* RECORDED INFORMATION
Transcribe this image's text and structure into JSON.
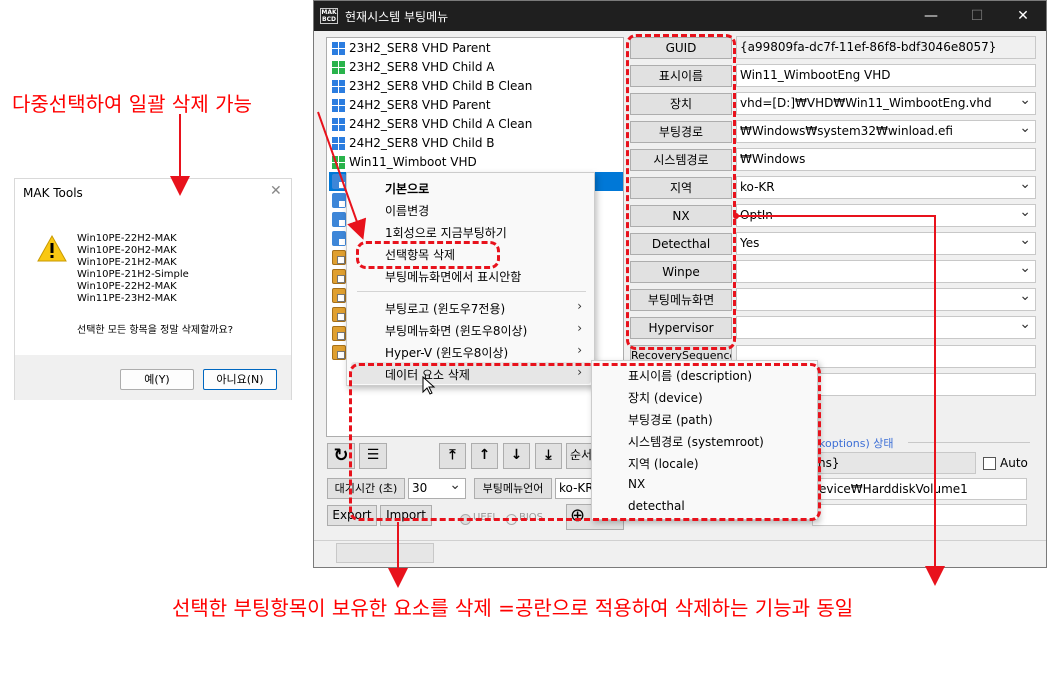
{
  "window": {
    "title": "현재시스템 부팅메뉴",
    "app_icon_text": "MAK BCD",
    "minimize": "—",
    "maximize": "☐",
    "close": "✕"
  },
  "entries": [
    {
      "label": "23H2_SER8 VHD Parent",
      "icon": "windows-logo-blue"
    },
    {
      "label": "23H2_SER8 VHD Child A",
      "icon": "windows-logo-green"
    },
    {
      "label": "23H2_SER8 VHD Child B Clean",
      "icon": "windows-logo-blue"
    },
    {
      "label": "24H2_SER8 VHD Parent",
      "icon": "windows-logo-blue"
    },
    {
      "label": "24H2_SER8 VHD Child A Clean",
      "icon": "windows-logo-blue"
    },
    {
      "label": "24H2_SER8 VHD Child B",
      "icon": "windows-logo-blue"
    },
    {
      "label": "Win11_Wimboot VHD",
      "icon": "windows-logo-green"
    }
  ],
  "fields": [
    {
      "name": "GUID",
      "value": "{a99809fa-dc7f-11ef-86f8-bdf3046e8057}",
      "readonly": true,
      "combo": false
    },
    {
      "name": "표시이름",
      "value": "Win11_WimbootEng VHD",
      "readonly": false,
      "combo": false
    },
    {
      "name": "장치",
      "value": "vhd=[D:]₩VHD₩Win11_WimbootEng.vhd",
      "readonly": false,
      "combo": true
    },
    {
      "name": "부팅경로",
      "value": "₩Windows₩system32₩winload.efi",
      "readonly": false,
      "combo": true
    },
    {
      "name": "시스템경로",
      "value": "₩Windows",
      "readonly": false,
      "combo": false
    },
    {
      "name": "지역",
      "value": "ko-KR",
      "readonly": false,
      "combo": true
    },
    {
      "name": "NX",
      "value": "OptIn",
      "readonly": false,
      "combo": true
    },
    {
      "name": "Detecthal",
      "value": "Yes",
      "readonly": false,
      "combo": true
    },
    {
      "name": "Winpe",
      "value": "",
      "readonly": false,
      "combo": true
    },
    {
      "name": "부팅메뉴화면",
      "value": "",
      "readonly": false,
      "combo": true
    },
    {
      "name": "Hypervisor",
      "value": "",
      "readonly": false,
      "combo": true
    }
  ],
  "lower_panel": {
    "partial_label": "RecoverySequence",
    "group_label": "koptions) 상태",
    "options_value": "ns}",
    "auto_label": "Auto",
    "device_value": "evice₩HarddiskVolume1"
  },
  "toolbar": {
    "refresh_icon": "↻",
    "list_icon": "☰",
    "move_top": "⤒",
    "move_up": "↑",
    "move_down": "↓",
    "move_bottom": "⤓",
    "order_label": "순서",
    "timeout_label": "대기시간 (초)",
    "timeout_value": "30",
    "menu_lang_label": "부팅메뉴언어",
    "menu_lang_value": "ko-KR",
    "export_label": "Export",
    "import_label": "Import",
    "uefi_label": "UEFI",
    "bios_label": "BIOS",
    "add_icon": "⊕"
  },
  "context_menu": {
    "items": [
      "기본으로",
      "이름변경",
      "1회성으로 지금부팅하기",
      "선택항목 삭제",
      "부팅메뉴화면에서 표시안함"
    ],
    "sub_items": [
      "부팅로고 (윈도우7전용)",
      "부팅메뉴화면 (윈도우8이상)",
      "Hyper-V (윈도우8이상)",
      "데이터 요소 삭제"
    ],
    "submenu_arrow": "›"
  },
  "submenu": {
    "items": [
      "표시이름 (description)",
      "장치 (device)",
      "부팅경로 (path)",
      "시스템경로 (systemroot)",
      "지역 (locale)",
      "NX",
      "detecthal"
    ]
  },
  "dialog": {
    "title": "MAK Tools",
    "close": "✕",
    "lines": [
      "Win10PE-22H2-MAK",
      "Win10PE-20H2-MAK",
      "Win10PE-21H2-MAK",
      "Win10PE-21H2-Simple",
      "Win10PE-22H2-MAK",
      "Win11PE-23H2-MAK"
    ],
    "question": "선택한 모든 항목을 정말 삭제할까요?",
    "yes": "예(Y)",
    "no": "아니요(N)"
  },
  "annotations": {
    "top_left": "다중선택하여 일괄 삭제 가능",
    "bottom": "선택한 부팅항목이 보유한 요소를 삭제 =공란으로 적용하여 삭제하는 기능과 동일",
    "color": "#ff0000"
  }
}
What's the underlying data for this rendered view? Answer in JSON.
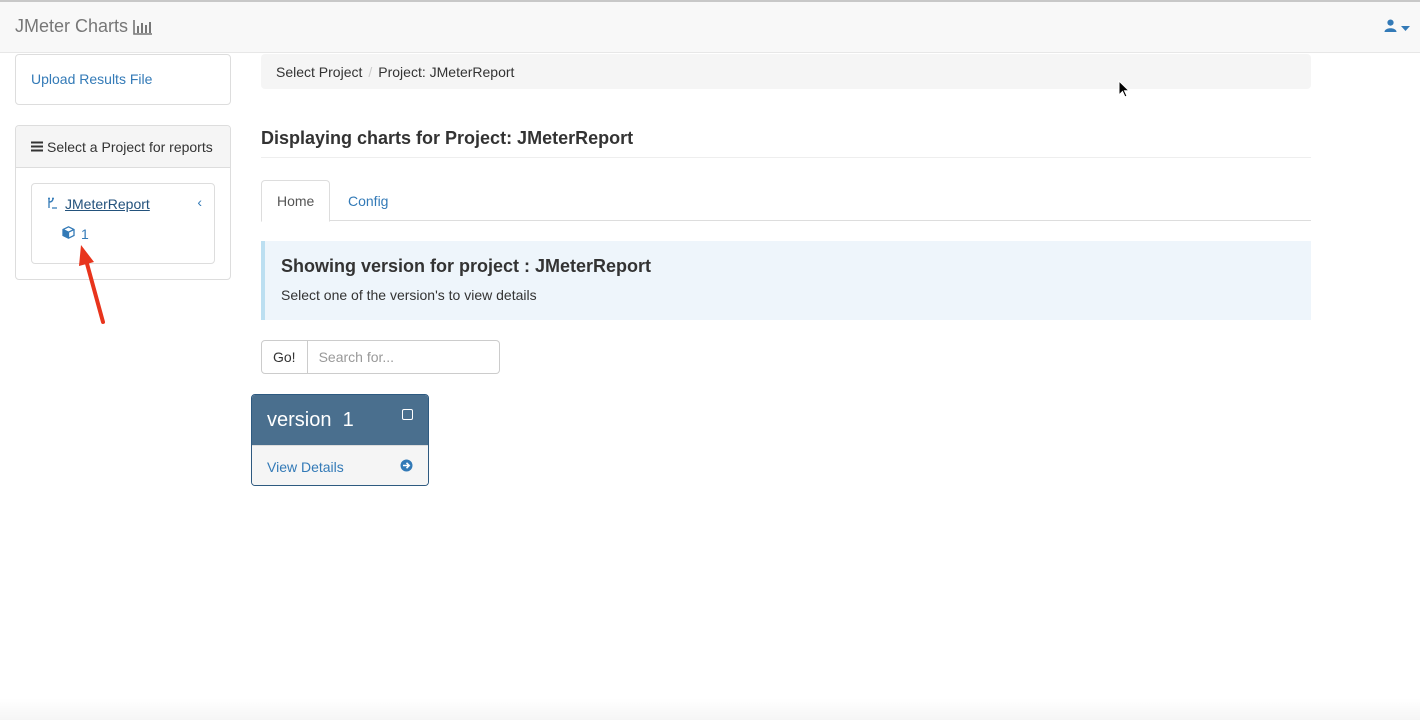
{
  "navbar": {
    "brand": "JMeter Charts",
    "brand_icon": "bar-chart-icon",
    "user_icon": "user-icon"
  },
  "sidebar": {
    "upload_label": "Upload Results File",
    "panel_heading": "Select a Project for reports",
    "panel_icon": "list-icon",
    "project_name": "JMeterReport",
    "project_icon": "code-fork-icon",
    "version_label": "1",
    "version_icon": "cube-icon"
  },
  "breadcrumb": {
    "items": [
      "Select Project",
      "Project: JMeterReport"
    ]
  },
  "main": {
    "title": "Displaying charts for Project: JMeterReport",
    "tabs": [
      {
        "label": "Home",
        "active": true
      },
      {
        "label": "Config",
        "active": false
      }
    ],
    "callout": {
      "heading": "Showing version for project : JMeterReport",
      "text": "Select one of the version's to view details"
    },
    "search": {
      "button": "Go!",
      "placeholder": "Search for..."
    },
    "version_card": {
      "title": "version  1",
      "details_label": "View Details"
    }
  },
  "colors": {
    "link": "#337ab7",
    "card_header": "#4a6f8e",
    "annotation_arrow": "#e8341c"
  }
}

* EXERCISE BRIEF
Reproduce all of the entries word for word, skipping any pictures they hold.

* RESULT
Transcribe this image's text and structure into JSON.
{
  "window": {
    "title": "현재시스템 부팅메뉴",
    "app_icon_text": "MAK BCD",
    "minimize": "—",
    "maximize": "☐",
    "close": "✕"
  },
  "entries": [
    {
      "label": "23H2_SER8 VHD Parent",
      "icon": "windows-logo-blue"
    },
    {
      "label": "23H2_SER8 VHD Child A",
      "icon": "windows-logo-green"
    },
    {
      "label": "23H2_SER8 VHD Child B Clean",
      "icon": "windows-logo-blue"
    },
    {
      "label": "24H2_SER8 VHD Parent",
      "icon": "windows-logo-blue"
    },
    {
      "label": "24H2_SER8 VHD Child A Clean",
      "icon": "windows-logo-blue"
    },
    {
      "label": "24H2_SER8 VHD Child B",
      "icon": "windows-logo-blue"
    },
    {
      "label": "Win11_Wimboot VHD",
      "icon": "windows-logo-green"
    }
  ],
  "fields": [
    {
      "name": "GUID",
      "value": "{a99809fa-dc7f-11ef-86f8-bdf3046e8057}",
      "readonly": true,
      "combo": false
    },
    {
      "name": "표시이름",
      "value": "Win11_WimbootEng VHD",
      "readonly": false,
      "combo": false
    },
    {
      "name": "장치",
      "value": "vhd=[D:]₩VHD₩Win11_WimbootEng.vhd",
      "readonly": false,
      "combo": true
    },
    {
      "name": "부팅경로",
      "value": "₩Windows₩system32₩winload.efi",
      "readonly": false,
      "combo": true
    },
    {
      "name": "시스템경로",
      "value": "₩Windows",
      "readonly": false,
      "combo": false
    },
    {
      "name": "지역",
      "value": "ko-KR",
      "readonly": false,
      "combo": true
    },
    {
      "name": "NX",
      "value": "OptIn",
      "readonly": false,
      "combo": true
    },
    {
      "name": "Detecthal",
      "value": "Yes",
      "readonly": false,
      "combo": true
    },
    {
      "name": "Winpe",
      "value": "",
      "readonly": false,
      "combo": true
    },
    {
      "name": "부팅메뉴화면",
      "value": "",
      "readonly": false,
      "combo": true
    },
    {
      "name": "Hypervisor",
      "value": "",
      "readonly": false,
      "combo": true
    }
  ],
  "lower_panel": {
    "partial_label": "RecoverySequence",
    "group_label": "koptions) 상태",
    "options_value": "ns}",
    "auto_label": "Auto",
    "device_value": "evice₩HarddiskVolume1"
  },
  "toolbar": {
    "refresh_icon": "↻",
    "list_icon": "☰",
    "move_top": "⤒",
    "move_up": "↑",
    "move_down": "↓",
    "move_bottom": "⤓",
    "order_label": "순서",
    "timeout_label": "대기시간 (초)",
    "timeout_value": "30",
    "menu_lang_label": "부팅메뉴언어",
    "menu_lang_value": "ko-KR",
    "export_label": "Export",
    "import_label": "Import",
    "uefi_label": "UEFI",
    "bios_label": "BIOS",
    "add_icon": "⊕"
  },
  "context_menu": {
    "items": [
      "기본으로",
      "이름변경",
      "1회성으로 지금부팅하기",
      "선택항목 삭제",
      "부팅메뉴화면에서 표시안함"
    ],
    "sub_items": [
      "부팅로고 (윈도우7전용)",
      "부팅메뉴화면 (윈도우8이상)",
      "Hyper-V (윈도우8이상)",
      "데이터 요소 삭제"
    ],
    "submenu_arrow": "›"
  },
  "submenu": {
    "items": [
      "표시이름 (description)",
      "장치 (device)",
      "부팅경로 (path)",
      "시스템경로 (systemroot)",
      "지역 (locale)",
      "NX",
      "detecthal"
    ]
  },
  "dialog": {
    "title": "MAK Tools",
    "close": "✕",
    "lines": [
      "Win10PE-22H2-MAK",
      "Win10PE-20H2-MAK",
      "Win10PE-21H2-MAK",
      "Win10PE-21H2-Simple",
      "Win10PE-22H2-MAK",
      "Win11PE-23H2-MAK"
    ],
    "question": "선택한 모든 항목을 정말 삭제할까요?",
    "yes": "예(Y)",
    "no": "아니요(N)"
  },
  "annotations": {
    "top_left": "다중선택하여 일괄 삭제 가능",
    "bottom": "선택한 부팅항목이 보유한 요소를 삭제 =공란으로 적용하여 삭제하는 기능과 동일",
    "color": "#ff0000"
  }
}
What's the underlying data for this rendered view? Answer in JSON.
{
  "navbar": {
    "brand": "JMeter Charts",
    "brand_icon": "bar-chart-icon",
    "user_icon": "user-icon"
  },
  "sidebar": {
    "upload_label": "Upload Results File",
    "panel_heading": "Select a Project for reports",
    "panel_icon": "list-icon",
    "project_name": "JMeterReport",
    "project_icon": "code-fork-icon",
    "version_label": "1",
    "version_icon": "cube-icon"
  },
  "breadcrumb": {
    "items": [
      "Select Project",
      "Project: JMeterReport"
    ]
  },
  "main": {
    "title": "Displaying charts for Project: JMeterReport",
    "tabs": [
      {
        "label": "Home",
        "active": true
      },
      {
        "label": "Config",
        "active": false
      }
    ],
    "callout": {
      "heading": "Showing version for project : JMeterReport",
      "text": "Select one of the version's to view details"
    },
    "search": {
      "button": "Go!",
      "placeholder": "Search for..."
    },
    "version_card": {
      "title": "version  1",
      "details_label": "View Details"
    }
  },
  "colors": {
    "link": "#337ab7",
    "card_header": "#4a6f8e",
    "annotation_arrow": "#e8341c"
  }
}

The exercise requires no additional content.